STATED TASK 1
Name the requirements that the probe article says pose significant measurement challenges as power components evolve.

Here, though, the goal is to make it as simple as possible. To guard against falling into a testing trap, take an honest look at what you're asking your probes to do. Your best bet might be to adopt the old adage that less is more. So consider using two good probes—a general purpose one with a large dynamic range and sufficient bandwidth, and one with high enough sensitivity and bandwidth to handle peak pulse conditions. Your results and your test bench will be all the better for it.
Four probe specs to consider
Power components have evolved so quickly that connectivity, bandwidth, and dynamic range requirements pose significant measurement challenges. It seems that for each measurement challenge there is a different measurement application. This dilemma is particularly applicable to probing solutions. Current probes are generally equipped to solve specific problems. The probe may have a large dynamic range but not enough bandwidth. Or it may lack sensitivity at the low end. A probe with the capability of providing granularity down to the milliamp may lack dynamic range and may not be equipped to handle large peak pulse currents. There's nothing quite like getting your test environment set up and then having to immediately degauss the probe. With ever-changing design requirements and subsequent changes in test equipment, determining the capabilities and features that you need in a current probe can be confusing.
The objective in probing is to reliably deliver output from the signal source to the input of the oscilloscope with maximum signal fidelity and with as little impact to the original signal as is possible. Often, probes are the most overlooked part of the test solution. In some cases, engineers will grab a probe off the shelf that isn't equipped to accurately capture signals of interest. The danger of using a probe that's not equipped to do what you want is that you'll fall into the trap of believing what you see. If you're using a probe that doesn't meet the specifications required by the device under test (DUT), what you see on the screen may not
be what's going on in your circuit.

INFORMATION SUPPLIED
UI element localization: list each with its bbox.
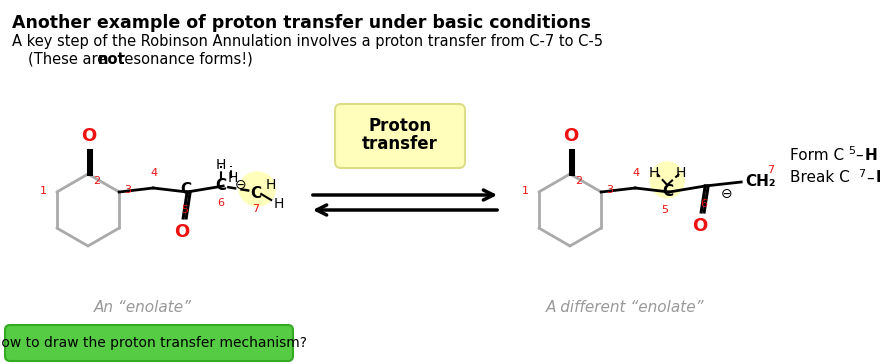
==
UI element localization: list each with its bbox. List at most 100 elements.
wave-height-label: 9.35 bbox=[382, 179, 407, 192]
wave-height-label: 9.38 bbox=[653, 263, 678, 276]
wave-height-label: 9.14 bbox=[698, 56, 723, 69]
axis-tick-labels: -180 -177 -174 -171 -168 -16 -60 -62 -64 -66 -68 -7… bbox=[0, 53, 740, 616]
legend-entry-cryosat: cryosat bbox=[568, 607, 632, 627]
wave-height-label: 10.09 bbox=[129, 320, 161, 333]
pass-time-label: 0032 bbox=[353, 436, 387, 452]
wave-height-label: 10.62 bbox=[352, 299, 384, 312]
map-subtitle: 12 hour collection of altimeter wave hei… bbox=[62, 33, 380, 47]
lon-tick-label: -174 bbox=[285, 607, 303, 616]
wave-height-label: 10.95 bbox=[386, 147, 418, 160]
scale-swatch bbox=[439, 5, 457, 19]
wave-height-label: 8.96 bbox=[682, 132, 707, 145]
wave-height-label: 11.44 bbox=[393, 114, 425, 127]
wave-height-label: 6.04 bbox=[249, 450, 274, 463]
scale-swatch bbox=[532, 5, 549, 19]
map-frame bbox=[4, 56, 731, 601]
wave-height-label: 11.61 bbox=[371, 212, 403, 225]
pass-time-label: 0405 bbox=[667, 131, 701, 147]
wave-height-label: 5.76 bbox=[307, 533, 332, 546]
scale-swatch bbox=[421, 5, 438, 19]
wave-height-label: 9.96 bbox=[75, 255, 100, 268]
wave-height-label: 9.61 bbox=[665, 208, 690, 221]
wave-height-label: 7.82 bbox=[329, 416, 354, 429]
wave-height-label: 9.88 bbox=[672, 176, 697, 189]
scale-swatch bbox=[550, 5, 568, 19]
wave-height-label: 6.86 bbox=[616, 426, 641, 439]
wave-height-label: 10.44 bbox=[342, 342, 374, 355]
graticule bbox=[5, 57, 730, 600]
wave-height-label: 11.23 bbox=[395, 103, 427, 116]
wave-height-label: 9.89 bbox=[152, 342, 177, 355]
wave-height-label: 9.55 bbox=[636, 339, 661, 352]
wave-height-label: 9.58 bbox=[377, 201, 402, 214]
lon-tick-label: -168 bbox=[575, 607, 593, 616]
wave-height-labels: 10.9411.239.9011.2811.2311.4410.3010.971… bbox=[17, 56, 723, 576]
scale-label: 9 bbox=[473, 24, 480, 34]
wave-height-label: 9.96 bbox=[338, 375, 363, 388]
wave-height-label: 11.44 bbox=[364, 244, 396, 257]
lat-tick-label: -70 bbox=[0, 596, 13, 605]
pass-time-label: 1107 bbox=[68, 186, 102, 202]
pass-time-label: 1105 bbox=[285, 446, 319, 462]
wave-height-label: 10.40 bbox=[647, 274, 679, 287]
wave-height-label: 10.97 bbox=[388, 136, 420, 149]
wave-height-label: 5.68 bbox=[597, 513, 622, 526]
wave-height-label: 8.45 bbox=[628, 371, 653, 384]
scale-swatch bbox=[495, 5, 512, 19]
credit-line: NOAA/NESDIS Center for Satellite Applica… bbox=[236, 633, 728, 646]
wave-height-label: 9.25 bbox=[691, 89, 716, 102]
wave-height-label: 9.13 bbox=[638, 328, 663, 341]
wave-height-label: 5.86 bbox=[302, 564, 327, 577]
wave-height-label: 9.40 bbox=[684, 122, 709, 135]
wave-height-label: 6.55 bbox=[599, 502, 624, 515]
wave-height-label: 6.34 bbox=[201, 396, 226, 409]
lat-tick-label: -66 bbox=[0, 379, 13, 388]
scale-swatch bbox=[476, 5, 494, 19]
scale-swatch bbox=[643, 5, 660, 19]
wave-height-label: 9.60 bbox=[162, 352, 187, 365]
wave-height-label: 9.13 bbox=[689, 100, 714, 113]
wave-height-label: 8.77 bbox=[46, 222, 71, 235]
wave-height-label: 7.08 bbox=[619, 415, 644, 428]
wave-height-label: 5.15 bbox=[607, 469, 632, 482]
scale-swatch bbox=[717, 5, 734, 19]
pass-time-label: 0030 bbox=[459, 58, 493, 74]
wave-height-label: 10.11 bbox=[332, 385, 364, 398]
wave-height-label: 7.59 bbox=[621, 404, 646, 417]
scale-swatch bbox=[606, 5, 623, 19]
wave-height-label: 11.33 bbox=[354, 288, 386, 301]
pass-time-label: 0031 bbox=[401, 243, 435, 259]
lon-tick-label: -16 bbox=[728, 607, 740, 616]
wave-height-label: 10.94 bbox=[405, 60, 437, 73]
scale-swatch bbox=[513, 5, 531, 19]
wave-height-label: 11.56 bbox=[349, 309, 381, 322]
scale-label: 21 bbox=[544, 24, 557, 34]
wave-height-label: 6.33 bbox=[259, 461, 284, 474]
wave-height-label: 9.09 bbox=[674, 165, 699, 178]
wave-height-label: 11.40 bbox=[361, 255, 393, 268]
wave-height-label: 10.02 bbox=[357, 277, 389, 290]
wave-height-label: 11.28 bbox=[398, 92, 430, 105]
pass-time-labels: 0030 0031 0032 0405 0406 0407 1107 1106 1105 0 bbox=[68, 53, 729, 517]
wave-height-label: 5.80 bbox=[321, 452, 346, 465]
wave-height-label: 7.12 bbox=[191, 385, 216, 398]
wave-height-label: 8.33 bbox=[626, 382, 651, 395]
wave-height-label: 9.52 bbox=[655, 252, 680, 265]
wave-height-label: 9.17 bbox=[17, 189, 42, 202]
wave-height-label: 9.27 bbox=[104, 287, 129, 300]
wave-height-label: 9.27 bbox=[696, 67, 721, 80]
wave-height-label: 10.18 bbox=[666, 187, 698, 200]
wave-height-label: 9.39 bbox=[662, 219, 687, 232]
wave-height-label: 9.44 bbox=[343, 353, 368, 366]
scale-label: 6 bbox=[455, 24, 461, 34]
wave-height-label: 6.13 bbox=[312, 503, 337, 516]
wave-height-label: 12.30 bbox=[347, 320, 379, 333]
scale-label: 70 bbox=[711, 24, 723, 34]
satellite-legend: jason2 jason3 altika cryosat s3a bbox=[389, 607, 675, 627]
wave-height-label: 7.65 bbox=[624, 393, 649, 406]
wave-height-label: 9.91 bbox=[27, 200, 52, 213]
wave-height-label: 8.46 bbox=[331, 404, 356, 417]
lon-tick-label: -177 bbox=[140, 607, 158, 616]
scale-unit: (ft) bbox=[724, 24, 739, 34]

STATED TASK 2
In the listing, write out the lines from the one holding "UI element localization: list each with its bbox. List" through the one holding "wave-height-label: 10.62 bbox=[352, 299, 384, 312]", inclusive.

WRITTEN ANSWER 1
Connectivity, bandwidth, and dynamic range.

WRITTEN ANSWER 2
UI element localization: list each with its bbox. List at most 100 elements.
wave-height-label: 9.35 bbox=[382, 179, 407, 192]
wave-height-label: 9.38 bbox=[653, 263, 678, 276]
wave-height-label: 9.14 bbox=[698, 56, 723, 69]
axis-tick-labels: -180 -177 -174 -171 -168 -16 -60 -62 -64 -66 -68 -7… bbox=[0, 53, 740, 616]
legend-entry-cryosat: cryosat bbox=[568, 607, 632, 627]
wave-height-label: 10.09 bbox=[129, 320, 161, 333]
pass-time-label: 0032 bbox=[353, 436, 387, 452]
wave-height-label: 10.62 bbox=[352, 299, 384, 312]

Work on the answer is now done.